## [Extracted information]
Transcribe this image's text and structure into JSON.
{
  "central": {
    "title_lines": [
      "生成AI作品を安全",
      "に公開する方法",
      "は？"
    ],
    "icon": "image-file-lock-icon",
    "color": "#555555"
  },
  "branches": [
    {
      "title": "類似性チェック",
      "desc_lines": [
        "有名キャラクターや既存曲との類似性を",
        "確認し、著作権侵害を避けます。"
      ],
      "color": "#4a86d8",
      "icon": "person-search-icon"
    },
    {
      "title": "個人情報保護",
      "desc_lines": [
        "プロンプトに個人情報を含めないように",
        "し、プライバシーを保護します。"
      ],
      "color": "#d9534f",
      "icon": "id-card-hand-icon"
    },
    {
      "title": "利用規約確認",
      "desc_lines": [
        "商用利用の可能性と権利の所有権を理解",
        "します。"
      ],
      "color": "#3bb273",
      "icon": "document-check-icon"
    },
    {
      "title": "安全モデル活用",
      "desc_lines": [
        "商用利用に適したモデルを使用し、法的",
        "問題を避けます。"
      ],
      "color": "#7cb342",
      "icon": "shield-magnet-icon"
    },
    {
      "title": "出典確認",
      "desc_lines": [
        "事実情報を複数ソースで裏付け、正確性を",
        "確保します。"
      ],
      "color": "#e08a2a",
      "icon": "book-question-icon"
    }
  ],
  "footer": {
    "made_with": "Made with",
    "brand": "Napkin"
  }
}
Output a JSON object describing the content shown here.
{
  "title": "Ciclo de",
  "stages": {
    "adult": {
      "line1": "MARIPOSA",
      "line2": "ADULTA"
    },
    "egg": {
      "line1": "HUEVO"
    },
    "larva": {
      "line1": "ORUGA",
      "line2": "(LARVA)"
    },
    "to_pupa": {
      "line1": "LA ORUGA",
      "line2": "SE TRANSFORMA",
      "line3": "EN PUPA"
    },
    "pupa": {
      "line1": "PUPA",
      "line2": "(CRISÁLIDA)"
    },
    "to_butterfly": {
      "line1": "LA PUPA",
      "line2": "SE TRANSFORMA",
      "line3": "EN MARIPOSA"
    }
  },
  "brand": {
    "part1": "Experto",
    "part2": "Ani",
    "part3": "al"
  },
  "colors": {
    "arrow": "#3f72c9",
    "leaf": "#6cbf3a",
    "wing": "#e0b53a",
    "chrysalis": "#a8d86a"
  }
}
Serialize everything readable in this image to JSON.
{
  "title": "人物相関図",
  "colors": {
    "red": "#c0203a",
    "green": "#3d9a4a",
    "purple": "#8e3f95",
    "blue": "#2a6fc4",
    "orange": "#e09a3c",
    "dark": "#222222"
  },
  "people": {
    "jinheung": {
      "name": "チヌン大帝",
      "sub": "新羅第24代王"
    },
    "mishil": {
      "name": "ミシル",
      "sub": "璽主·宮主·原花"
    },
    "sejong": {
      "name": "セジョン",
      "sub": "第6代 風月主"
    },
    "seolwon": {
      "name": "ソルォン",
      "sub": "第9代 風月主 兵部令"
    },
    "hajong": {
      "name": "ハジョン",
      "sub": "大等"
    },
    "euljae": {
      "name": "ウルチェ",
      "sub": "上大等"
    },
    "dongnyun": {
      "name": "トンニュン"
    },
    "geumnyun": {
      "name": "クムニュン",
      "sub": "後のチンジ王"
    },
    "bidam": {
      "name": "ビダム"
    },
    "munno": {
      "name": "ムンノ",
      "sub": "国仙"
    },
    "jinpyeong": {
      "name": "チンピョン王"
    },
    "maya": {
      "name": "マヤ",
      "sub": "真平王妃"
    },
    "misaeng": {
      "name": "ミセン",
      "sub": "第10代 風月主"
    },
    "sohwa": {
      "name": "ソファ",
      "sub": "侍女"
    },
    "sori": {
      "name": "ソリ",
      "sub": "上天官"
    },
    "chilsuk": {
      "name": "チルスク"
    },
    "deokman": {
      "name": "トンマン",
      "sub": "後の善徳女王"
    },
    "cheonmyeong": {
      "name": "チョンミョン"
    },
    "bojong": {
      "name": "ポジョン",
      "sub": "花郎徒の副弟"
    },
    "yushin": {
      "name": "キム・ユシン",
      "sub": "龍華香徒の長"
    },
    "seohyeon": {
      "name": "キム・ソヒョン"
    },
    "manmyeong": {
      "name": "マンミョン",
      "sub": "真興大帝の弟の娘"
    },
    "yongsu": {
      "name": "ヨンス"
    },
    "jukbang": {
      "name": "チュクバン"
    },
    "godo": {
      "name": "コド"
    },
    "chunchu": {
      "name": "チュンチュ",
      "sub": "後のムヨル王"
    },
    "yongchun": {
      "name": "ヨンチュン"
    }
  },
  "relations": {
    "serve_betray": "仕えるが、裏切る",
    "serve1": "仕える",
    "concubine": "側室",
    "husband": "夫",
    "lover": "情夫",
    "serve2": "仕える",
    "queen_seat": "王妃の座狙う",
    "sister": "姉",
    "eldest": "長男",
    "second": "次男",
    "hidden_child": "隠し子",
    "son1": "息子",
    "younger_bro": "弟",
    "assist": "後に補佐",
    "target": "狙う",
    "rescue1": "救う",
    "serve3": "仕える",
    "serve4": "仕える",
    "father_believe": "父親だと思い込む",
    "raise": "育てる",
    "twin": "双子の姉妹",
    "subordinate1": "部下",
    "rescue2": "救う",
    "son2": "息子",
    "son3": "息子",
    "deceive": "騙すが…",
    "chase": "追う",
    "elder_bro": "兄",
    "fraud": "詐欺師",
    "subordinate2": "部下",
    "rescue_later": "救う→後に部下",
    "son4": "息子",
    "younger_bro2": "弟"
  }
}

## [Written problem]
Transcribe all entries exactly as they are given.

## [Task response]
Transcribe this image's text and structure into JSON.
{
  "central": {
    "title_lines": [
      "生成AI作品を安全",
      "に公開する方法",
      "は？"
    ],
    "icon": "image-file-lock-icon",
    "color": "#555555"
  },
  "branches": [
    {
      "title": "類似性チェック",
      "desc_lines": [
        "有名キャラクターや既存曲との類似性を",
        "確認し、著作権侵害を避けます。"
      ],
      "color": "#4a86d8",
      "icon": "person-search-icon"
    },
    {
      "title": "個人情報保護",
      "desc_lines": [
        "プロンプトに個人情報を含めないように",
        "し、プライバシーを保護します。"
      ],
      "color": "#d9534f",
      "icon": "id-card-hand-icon"
    },
    {
      "title": "利用規約確認",
      "desc_lines": [
        "商用利用の可能性と権利の所有権を理解",
        "します。"
      ],
      "color": "#3bb273",
      "icon": "document-check-icon"
    },
    {
      "title": "安全モデル活用",
      "desc_lines": [
        "商用利用に適したモデルを使用し、法的",
        "問題を避けます。"
      ],
      "color": "#7cb342",
      "icon": "shield-magnet-icon"
    },
    {
      "title": "出典確認",
      "desc_lines": [
        "事実情報を複数ソースで裏付け、正確性を",
        "確保します。"
      ],
      "color": "#e08a2a",
      "icon": "book-question-icon"
    }
  ],
  "footer": {
    "made_with": "Made with",
    "brand": "Napkin"
  }
}
Output a JSON object describing the content shown here.
{
  "title": "Ciclo de",
  "stages": {
    "adult": {
      "line1": "MARIPOSA",
      "line2": "ADULTA"
    },
    "egg": {
      "line1": "HUEVO"
    },
    "larva": {
      "line1": "ORUGA",
      "line2": "(LARVA)"
    },
    "to_pupa": {
      "line1": "LA ORUGA",
      "line2": "SE TRANSFORMA",
      "line3": "EN PUPA"
    },
    "pupa": {
      "line1": "PUPA",
      "line2": "(CRISÁLIDA)"
    },
    "to_butterfly": {
      "line1": "LA PUPA",
      "line2": "SE TRANSFORMA",
      "line3": "EN MARIPOSA"
    }
  },
  "brand": {
    "part1": "Experto",
    "part2": "Ani",
    "part3": "al"
  },
  "colors": {
    "arrow": "#3f72c9",
    "leaf": "#6cbf3a",
    "wing": "#e0b53a",
    "chrysalis": "#a8d86a"
  }
}
Serialize everything readable in this image to JSON.
{
  "title": "人物相関図",
  "colors": {
    "red": "#c0203a",
    "green": "#3d9a4a",
    "purple": "#8e3f95",
    "blue": "#2a6fc4",
    "orange": "#e09a3c",
    "dark": "#222222"
  },
  "people": {
    "jinheung": {
      "name": "チヌン大帝",
      "sub": "新羅第24代王"
    },
    "mishil": {
      "name": "ミシル",
      "sub": "璽主·宮主·原花"
    },
    "sejong": {
      "name": "セジョン",
      "sub": "第6代 風月主"
    },
    "seolwon": {
      "name": "ソルォン",
      "sub": "第9代 風月主 兵部令"
    },
    "hajong": {
      "name": "ハジョン",
      "sub": "大等"
    },
    "euljae": {
      "name": "ウルチェ",
      "sub": "上大等"
    },
    "dongnyun": {
      "name": "トンニュン"
    },
    "geumnyun": {
      "name": "クムニュン",
      "sub": "後のチンジ王"
    },
    "bidam": {
      "name": "ビダム"
    },
    "munno": {
      "name": "ムンノ",
      "sub": "国仙"
    },
    "jinpyeong": {
      "name": "チンピョン王"
    },
    "maya": {
      "name": "マヤ",
      "sub": "真平王妃"
    },
    "misaeng": {
      "name": "ミセン",
      "sub": "第10代 風月主"
    },
    "sohwa": {
      "name": "ソファ",
      "sub": "侍女"
    },
    "sori": {
      "name": "ソリ",
      "sub": "上天官"
    },
    "chilsuk": {
      "name": "チルスク"
    },
    "deokman": {
      "name": "トンマン",
      "sub": "後の善徳女王"
    },
    "cheonmyeong": {
      "name": "チョンミョン"
    },
    "bojong": {
      "name": "ポジョン",
      "sub": "花郎徒の副弟"
    },
    "yushin": {
      "name": "キム・ユシン",
      "sub": "龍華香徒の長"
    },
    "seohyeon": {
      "name": "キム・ソヒョン"
    },
    "manmyeong": {
      "name": "マンミョン",
      "sub": "真興大帝の弟の娘"
    },
    "yongsu": {
      "name": "ヨンス"
    },
    "jukbang": {
      "name": "チュクバン"
    },
    "godo": {
      "name": "コド"
    },
    "chunchu": {
      "name": "チュンチュ",
      "sub": "後のムヨル王"
    },
    "yongchun": {
      "name": "ヨンチュン"
    }
  },
  "relations": {
    "serve_betray": "仕えるが、裏切る",
    "serve1": "仕える",
    "concubine": "側室",
    "husband": "夫",
    "lover": "情夫",
    "serve2": "仕える",
    "queen_seat": "王妃の座狙う",
    "sister": "姉",
    "eldest": "長男",
    "second": "次男",
    "hidden_child": "隠し子",
    "son1": "息子",
    "younger_bro": "弟",
    "assist": "後に補佐",
    "target": "狙う",
    "rescue1": "救う",
    "serve3": "仕える",
    "serve4": "仕える",
    "father_believe": "父親だと思い込む",
    "raise": "育てる",
    "twin": "双子の姉妹",
    "subordinate1": "部下",
    "rescue2": "救う",
    "son2": "息子",
    "son3": "息子",
    "deceive": "騙すが…",
    "chase": "追う",
    "elder_bro": "兄",
    "fraud": "詐欺師",
    "subordinate2": "部下",
    "rescue_later": "救う→後に部下",
    "son4": "息子",
    "younger_bro2": "弟"
  }
}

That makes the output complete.